* **TASK**: Return, word for word, every line that follows.

Records from a collection

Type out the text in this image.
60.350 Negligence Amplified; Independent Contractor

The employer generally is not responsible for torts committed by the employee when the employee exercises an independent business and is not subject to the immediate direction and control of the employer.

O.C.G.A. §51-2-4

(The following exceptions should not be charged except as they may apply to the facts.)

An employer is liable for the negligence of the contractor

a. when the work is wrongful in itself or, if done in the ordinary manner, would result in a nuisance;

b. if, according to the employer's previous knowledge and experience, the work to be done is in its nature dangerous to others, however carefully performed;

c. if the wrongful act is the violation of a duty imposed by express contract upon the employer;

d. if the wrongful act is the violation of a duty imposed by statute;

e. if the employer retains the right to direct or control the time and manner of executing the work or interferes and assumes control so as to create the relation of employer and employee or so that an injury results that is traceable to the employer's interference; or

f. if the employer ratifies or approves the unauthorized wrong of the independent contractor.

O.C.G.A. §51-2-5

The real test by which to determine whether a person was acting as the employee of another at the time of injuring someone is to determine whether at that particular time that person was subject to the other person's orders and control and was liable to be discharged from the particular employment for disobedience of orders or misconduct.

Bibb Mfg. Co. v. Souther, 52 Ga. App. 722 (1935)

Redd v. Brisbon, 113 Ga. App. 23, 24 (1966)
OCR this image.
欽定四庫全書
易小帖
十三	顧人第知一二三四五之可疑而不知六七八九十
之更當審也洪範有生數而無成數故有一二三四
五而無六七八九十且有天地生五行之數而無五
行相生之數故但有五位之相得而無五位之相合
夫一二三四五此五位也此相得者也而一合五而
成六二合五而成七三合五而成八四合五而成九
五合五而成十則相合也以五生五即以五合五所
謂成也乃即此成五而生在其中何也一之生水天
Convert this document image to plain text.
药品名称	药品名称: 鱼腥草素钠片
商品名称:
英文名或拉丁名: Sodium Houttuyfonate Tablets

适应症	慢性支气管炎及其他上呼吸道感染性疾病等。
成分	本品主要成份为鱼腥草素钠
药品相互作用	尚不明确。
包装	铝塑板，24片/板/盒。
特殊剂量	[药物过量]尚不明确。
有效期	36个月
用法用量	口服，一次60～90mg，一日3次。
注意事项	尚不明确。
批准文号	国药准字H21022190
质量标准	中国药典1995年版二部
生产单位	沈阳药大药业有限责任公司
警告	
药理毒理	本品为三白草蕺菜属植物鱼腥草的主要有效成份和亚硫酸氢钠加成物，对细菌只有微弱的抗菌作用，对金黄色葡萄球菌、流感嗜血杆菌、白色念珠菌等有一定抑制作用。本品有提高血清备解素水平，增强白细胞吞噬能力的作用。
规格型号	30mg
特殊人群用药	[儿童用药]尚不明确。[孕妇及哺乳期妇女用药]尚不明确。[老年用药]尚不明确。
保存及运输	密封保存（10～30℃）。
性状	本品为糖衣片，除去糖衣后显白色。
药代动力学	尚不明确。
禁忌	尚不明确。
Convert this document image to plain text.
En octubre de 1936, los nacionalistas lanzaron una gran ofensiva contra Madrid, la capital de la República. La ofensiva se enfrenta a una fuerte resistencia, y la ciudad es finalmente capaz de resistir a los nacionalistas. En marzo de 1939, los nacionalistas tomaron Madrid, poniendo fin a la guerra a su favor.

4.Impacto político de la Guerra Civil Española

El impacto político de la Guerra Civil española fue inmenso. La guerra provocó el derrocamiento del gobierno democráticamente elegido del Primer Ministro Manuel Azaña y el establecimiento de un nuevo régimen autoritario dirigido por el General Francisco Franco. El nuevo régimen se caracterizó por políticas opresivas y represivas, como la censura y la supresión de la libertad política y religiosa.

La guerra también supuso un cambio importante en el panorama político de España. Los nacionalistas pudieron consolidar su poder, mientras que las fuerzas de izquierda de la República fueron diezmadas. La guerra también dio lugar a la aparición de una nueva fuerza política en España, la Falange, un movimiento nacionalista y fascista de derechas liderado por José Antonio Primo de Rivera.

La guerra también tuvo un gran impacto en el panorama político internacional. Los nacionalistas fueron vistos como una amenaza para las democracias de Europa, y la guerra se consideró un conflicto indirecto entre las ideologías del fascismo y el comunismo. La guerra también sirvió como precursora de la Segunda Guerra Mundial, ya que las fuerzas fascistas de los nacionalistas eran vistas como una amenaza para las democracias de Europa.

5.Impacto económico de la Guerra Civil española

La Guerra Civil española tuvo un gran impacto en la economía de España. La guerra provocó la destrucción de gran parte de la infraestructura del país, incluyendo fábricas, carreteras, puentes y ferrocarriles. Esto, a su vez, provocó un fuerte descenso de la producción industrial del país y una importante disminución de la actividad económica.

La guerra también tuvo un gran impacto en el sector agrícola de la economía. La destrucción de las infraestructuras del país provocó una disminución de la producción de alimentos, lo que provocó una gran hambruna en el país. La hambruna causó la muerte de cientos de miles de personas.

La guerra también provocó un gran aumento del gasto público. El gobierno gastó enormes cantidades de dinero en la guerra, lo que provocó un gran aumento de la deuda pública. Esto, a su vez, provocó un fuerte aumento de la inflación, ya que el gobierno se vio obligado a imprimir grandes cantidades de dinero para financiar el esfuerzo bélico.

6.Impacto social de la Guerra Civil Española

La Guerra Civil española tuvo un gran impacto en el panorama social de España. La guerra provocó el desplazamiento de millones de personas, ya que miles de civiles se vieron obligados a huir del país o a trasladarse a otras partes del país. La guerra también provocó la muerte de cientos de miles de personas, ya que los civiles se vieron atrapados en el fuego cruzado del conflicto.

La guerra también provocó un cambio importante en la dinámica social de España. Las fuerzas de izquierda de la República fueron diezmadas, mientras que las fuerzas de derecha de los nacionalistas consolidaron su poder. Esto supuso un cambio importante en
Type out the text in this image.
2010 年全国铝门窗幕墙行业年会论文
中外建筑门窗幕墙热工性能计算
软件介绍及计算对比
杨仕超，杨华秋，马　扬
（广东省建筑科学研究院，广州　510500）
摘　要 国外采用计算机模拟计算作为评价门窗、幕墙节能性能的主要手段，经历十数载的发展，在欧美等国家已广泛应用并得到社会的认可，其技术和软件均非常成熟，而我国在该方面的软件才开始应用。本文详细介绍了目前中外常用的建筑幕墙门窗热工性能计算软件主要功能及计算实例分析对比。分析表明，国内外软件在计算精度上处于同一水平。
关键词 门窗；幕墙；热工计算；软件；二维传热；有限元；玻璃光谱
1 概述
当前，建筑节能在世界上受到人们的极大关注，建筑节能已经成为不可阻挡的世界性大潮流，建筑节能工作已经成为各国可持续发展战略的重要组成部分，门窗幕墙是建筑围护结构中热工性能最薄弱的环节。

* **TASK SOLUTION**:
Type out the text in this image.
60.350 Negligence Amplified; Independent Contractor

The employer generally is not responsible for torts committed by the employee when the employee exercises an independent business and is not subject to the immediate direction and control of the employer.

O.C.G.A. §51-2-4

(The following exceptions should not be charged except as they may apply to the facts.)

An employer is liable for the negligence of the contractor

a. when the work is wrongful in itself or, if done in the ordinary manner, would result in a nuisance;

b. if, according to the employer's previous knowledge and experience, the work to be done is in its nature dangerous to others, however carefully performed;

c. if the wrongful act is the violation of a duty imposed by express contract upon the employer;

d. if the wrongful act is the violation of a duty imposed by statute;

e. if the employer retains the right to direct or control the time and manner of executing the work or interferes and assumes control so as to create the relation of employer and employee or so that an injury results that is traceable to the employer's interference; or

f. if the employer ratifies or approves the unauthorized wrong of the independent contractor.

O.C.G.A. §51-2-5

The real test by which to determine whether a person was acting as the employee of another at the time of injuring someone is to determine whether at that particular time that person was subject to the other person's orders and control and was liable to be discharged from the particular employment for disobedience of orders or misconduct.

Bibb Mfg. Co. v. Souther, 52 Ga. App. 722 (1935)

Redd v. Brisbon, 113 Ga. App. 23, 24 (1966)
OCR this image.
欽定四庫全書
易小帖
十三	顧人第知一二三四五之可疑而不知六七八九十
之更當審也洪範有生數而無成數故有一二三四
五而無六七八九十且有天地生五行之數而無五
行相生之數故但有五位之相得而無五位之相合
夫一二三四五此五位也此相得者也而一合五而
成六二合五而成七三合五而成八四合五而成九
五合五而成十則相合也以五生五即以五合五所
謂成也乃即此成五而生在其中何也一之生水天
Convert this document image to plain text.
药品名称	药品名称: 鱼腥草素钠片
商品名称:
英文名或拉丁名: Sodium Houttuyfonate Tablets

适应症	慢性支气管炎及其他上呼吸道感染性疾病等。
成分	本品主要成份为鱼腥草素钠
药品相互作用	尚不明确。
包装	铝塑板，24片/板/盒。
特殊剂量	[药物过量]尚不明确。
有效期	36个月
用法用量	口服，一次60～90mg，一日3次。
注意事项	尚不明确。
批准文号	国药准字H21022190
质量标准	中国药典1995年版二部
生产单位	沈阳药大药业有限责任公司
警告	
药理毒理	本品为三白草蕺菜属植物鱼腥草的主要有效成份和亚硫酸氢钠加成物，对细菌只有微弱的抗菌作用，对金黄色葡萄球菌、流感嗜血杆菌、白色念珠菌等有一定抑制作用。本品有提高血清备解素水平，增强白细胞吞噬能力的作用。
规格型号	30mg
特殊人群用药	[儿童用药]尚不明确。[孕妇及哺乳期妇女用药]尚不明确。[老年用药]尚不明确。
保存及运输	密封保存（10～30℃）。
性状	本品为糖衣片，除去糖衣后显白色。
药代动力学	尚不明确。
禁忌	尚不明确。
Convert this document image to plain text.
En octubre de 1936, los nacionalistas lanzaron una gran ofensiva contra Madrid, la capital de la República. La ofensiva se enfrenta a una fuerte resistencia, y la ciudad es finalmente capaz de resistir a los nacionalistas. En marzo de 1939, los nacionalistas tomaron Madrid, poniendo fin a la guerra a su favor.

4.Impacto político de la Guerra Civil Española

El impacto político de la Guerra Civil española fue inmenso. La guerra provocó el derrocamiento del gobierno democráticamente elegido del Primer Ministro Manuel Azaña y el establecimiento de un nuevo régimen autoritario dirigido por el General Francisco Franco. El nuevo régimen se caracterizó por políticas opresivas y represivas, como la censura y la supresión de la libertad política y religiosa.

La guerra también supuso un cambio importante en el panorama político de España. Los nacionalistas pudieron consolidar su poder, mientras que las fuerzas de izquierda de la República fueron diezmadas. La guerra también dio lugar a la aparición de una nueva fuerza política en España, la Falange, un movimiento nacionalista y fascista de derechas liderado por José Antonio Primo de Rivera.

La guerra también tuvo un gran impacto en el panorama político internacional. Los nacionalistas fueron vistos como una amenaza para las democracias de Europa, y la guerra se consideró un conflicto indirecto entre las ideologías del fascismo y el comunismo. La guerra también sirvió como precursora de la Segunda Guerra Mundial, ya que las fuerzas fascistas de los nacionalistas eran vistas como una amenaza para las democracias de Europa.

5.Impacto económico de la Guerra Civil española

La Guerra Civil española tuvo un gran impacto en la economía de España. La guerra provocó la destrucción de gran parte de la infraestructura del país, incluyendo fábricas, carreteras, puentes y ferrocarriles. Esto, a su vez, provocó un fuerte descenso de la producción industrial del país y una importante disminución de la actividad económica.

La guerra también tuvo un gran impacto en el sector agrícola de la economía. La destrucción de las infraestructuras del país provocó una disminución de la producción de alimentos, lo que provocó una gran hambruna en el país. La hambruna causó la muerte de cientos de miles de personas.

La guerra también provocó un gran aumento del gasto público. El gobierno gastó enormes cantidades de dinero en la guerra, lo que provocó un gran aumento de la deuda pública. Esto, a su vez, provocó un fuerte aumento de la inflación, ya que el gobierno se vio obligado a imprimir grandes cantidades de dinero para financiar el esfuerzo bélico.

6.Impacto social de la Guerra Civil Española

La Guerra Civil española tuvo un gran impacto en el panorama social de España. La guerra provocó el desplazamiento de millones de personas, ya que miles de civiles se vieron obligados a huir del país o a trasladarse a otras partes del país. La guerra también provocó la muerte de cientos de miles de personas, ya que los civiles se vieron atrapados en el fuego cruzado del conflicto.

La guerra también provocó un cambio importante en la dinámica social de España. Las fuerzas de izquierda de la República fueron diezmadas, mientras que las fuerzas de derecha de los nacionalistas consolidaron su poder. Esto supuso un cambio importante en
Type out the text in this image.
2010 年全国铝门窗幕墙行业年会论文
中外建筑门窗幕墙热工性能计算
软件介绍及计算对比
杨仕超，杨华秋，马　扬
（广东省建筑科学研究院，广州　510500）
摘　要 国外采用计算机模拟计算作为评价门窗、幕墙节能性能的主要手段，经历十数载的发展，在欧美等国家已广泛应用并得到社会的认可，其技术和软件均非常成熟，而我国在该方面的软件才开始应用。本文详细介绍了目前中外常用的建筑幕墙门窗热工性能计算软件主要功能及计算实例分析对比。分析表明，国内外软件在计算精度上处于同一水平。
关键词 门窗；幕墙；热工计算；软件；二维传热；有限元；玻璃光谱
1 概述
当前，建筑节能在世界上受到人们的极大关注，建筑节能已经成为不可阻挡的世界性大潮流，建筑节能工作已经成为各国可持续发展战略的重要组成部分，门窗幕墙是建筑围护结构中热工性能最薄弱的环节。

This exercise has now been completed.